#### Objectif
D'après l'extrait ci-dessous sur le darknet, quel règlement contraint les organisations à assurer la sécurité des données ?

#### Texte extrait
-=-=-

Que voulez-vous que les gens sachent en particulier sur le darknet ?

A. P. : Ce que j’aime bien dire lorsque les gens viennent en conférence, c’est que vous êtes peut-être déjà dans le darkweb, sans y être jamais allé, avec vos données personnelles. On a vu très récemment ce qui s’est passé dans un hôpital en région parisienne ; les données personnelles sont devenues un marché extrêmement lucratif et on peut très facilement retrouver ces données en vente. Alors, quand c’est un site externe qui est piraté, nous, on ne peut pas agir, c’est la responsabilité de l’entreprise ou de l’association. Le RGPD contraint toutes ces organisations à assurer la sécurité des données. Mais, à titre personnel, il faut une bonne hygiène numérique, avec la gestion des mots de passe, le fait de ne pas répondre au phishing en cliquant sur un lien ou une pièce jointe par exemple. Ça permet de limiter un peu la circulation de ces données. Tout au long du livre, on va donner des petits conseils pratiques qui vont permettre d’avoir des bases d’hygiène numérique.

-=-=-

#### Lignes de données
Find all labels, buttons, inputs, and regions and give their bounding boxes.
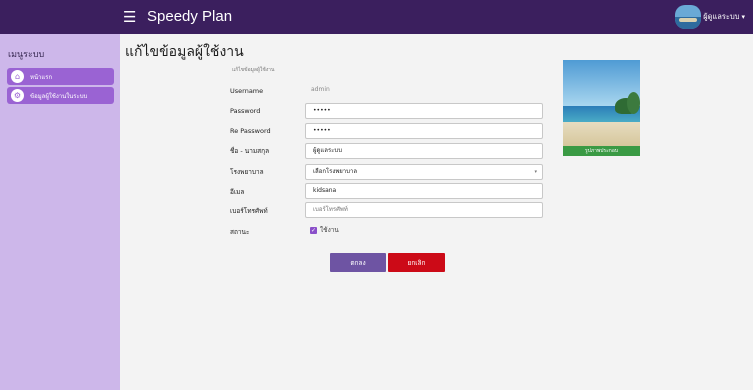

-=-=-

#### Réponse attendue
Le RGPD contraint ces organisations à assurer la sécurité des données.